REQUIRED TASK
Please copy exactly the lines that begin with the one containing "Transcribe the text in this document." and end with the last line of the entries.

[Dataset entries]
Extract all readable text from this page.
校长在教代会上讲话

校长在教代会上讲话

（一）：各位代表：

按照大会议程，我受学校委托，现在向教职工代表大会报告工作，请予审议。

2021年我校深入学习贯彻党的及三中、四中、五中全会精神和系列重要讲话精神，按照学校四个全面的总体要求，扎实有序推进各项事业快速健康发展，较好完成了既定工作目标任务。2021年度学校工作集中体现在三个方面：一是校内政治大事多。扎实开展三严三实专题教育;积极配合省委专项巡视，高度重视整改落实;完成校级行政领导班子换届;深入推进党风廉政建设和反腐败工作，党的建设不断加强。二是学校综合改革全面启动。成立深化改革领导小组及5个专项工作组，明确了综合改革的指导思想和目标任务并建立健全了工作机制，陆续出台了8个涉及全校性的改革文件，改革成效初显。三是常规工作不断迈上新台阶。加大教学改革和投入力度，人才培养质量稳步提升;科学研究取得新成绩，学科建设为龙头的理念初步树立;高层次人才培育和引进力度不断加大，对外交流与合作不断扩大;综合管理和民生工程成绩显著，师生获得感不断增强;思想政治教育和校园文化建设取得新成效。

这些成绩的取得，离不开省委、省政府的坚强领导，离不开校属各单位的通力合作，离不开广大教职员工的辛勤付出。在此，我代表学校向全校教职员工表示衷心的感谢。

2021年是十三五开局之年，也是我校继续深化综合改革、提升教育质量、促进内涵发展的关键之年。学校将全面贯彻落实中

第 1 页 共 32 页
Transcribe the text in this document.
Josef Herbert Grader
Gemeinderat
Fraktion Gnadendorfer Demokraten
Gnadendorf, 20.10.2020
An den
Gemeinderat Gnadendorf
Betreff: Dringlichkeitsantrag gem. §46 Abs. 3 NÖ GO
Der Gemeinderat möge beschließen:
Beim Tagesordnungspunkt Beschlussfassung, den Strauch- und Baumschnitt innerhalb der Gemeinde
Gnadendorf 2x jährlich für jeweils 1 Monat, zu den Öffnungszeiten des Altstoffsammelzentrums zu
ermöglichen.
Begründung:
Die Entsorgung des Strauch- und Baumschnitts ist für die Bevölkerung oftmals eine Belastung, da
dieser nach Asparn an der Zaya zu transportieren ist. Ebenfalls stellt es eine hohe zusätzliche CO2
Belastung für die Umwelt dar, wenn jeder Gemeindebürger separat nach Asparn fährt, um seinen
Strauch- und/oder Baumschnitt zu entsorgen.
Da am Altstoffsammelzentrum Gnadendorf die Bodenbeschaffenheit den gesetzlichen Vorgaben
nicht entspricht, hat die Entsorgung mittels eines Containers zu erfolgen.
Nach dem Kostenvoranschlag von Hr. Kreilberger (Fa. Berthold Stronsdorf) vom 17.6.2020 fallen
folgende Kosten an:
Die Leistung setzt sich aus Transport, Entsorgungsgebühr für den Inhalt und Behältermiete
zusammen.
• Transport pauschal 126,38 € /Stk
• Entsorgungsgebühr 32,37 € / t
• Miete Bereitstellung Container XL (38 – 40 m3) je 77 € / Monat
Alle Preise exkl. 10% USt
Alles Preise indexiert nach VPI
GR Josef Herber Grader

SOLUTION
Transcribe the text in this document.
Josef Herbert Grader
Gemeinderat
Fraktion Gnadendorfer Demokraten
Gnadendorf, 20.10.2020
An den
Gemeinderat Gnadendorf
Betreff: Dringlichkeitsantrag gem. §46 Abs. 3 NÖ GO
Der Gemeinderat möge beschließen:
Beim Tagesordnungspunkt Beschlussfassung, den Strauch- und Baumschnitt innerhalb der Gemeinde
Gnadendorf 2x jährlich für jeweils 1 Monat, zu den Öffnungszeiten des Altstoffsammelzentrums zu
ermöglichen.
Begründung:
Die Entsorgung des Strauch- und Baumschnitts ist für die Bevölkerung oftmals eine Belastung, da
dieser nach Asparn an der Zaya zu transportieren ist. Ebenfalls stellt es eine hohe zusätzliche CO2
Belastung für die Umwelt dar, wenn jeder Gemeindebürger separat nach Asparn fährt, um seinen
Strauch- und/oder Baumschnitt zu entsorgen.
Da am Altstoffsammelzentrum Gnadendorf die Bodenbeschaffenheit den gesetzlichen Vorgaben
nicht entspricht, hat die Entsorgung mittels eines Containers zu erfolgen.
Nach dem Kostenvoranschlag von Hr. Kreilberger (Fa. Berthold Stronsdorf) vom 17.6.2020 fallen
folgende Kosten an:
Die Leistung setzt sich aus Transport, Entsorgungsgebühr für den Inhalt und Behältermiete
zusammen.
• Transport pauschal 126,38 € /Stk
• Entsorgungsgebühr 32,37 € / t
• Miete Bereitstellung Container XL (38 – 40 m3) je 77 € / Monat
Alle Preise exkl. 10% USt
Alles Preise indexiert nach VPI
GR Josef Herber Grader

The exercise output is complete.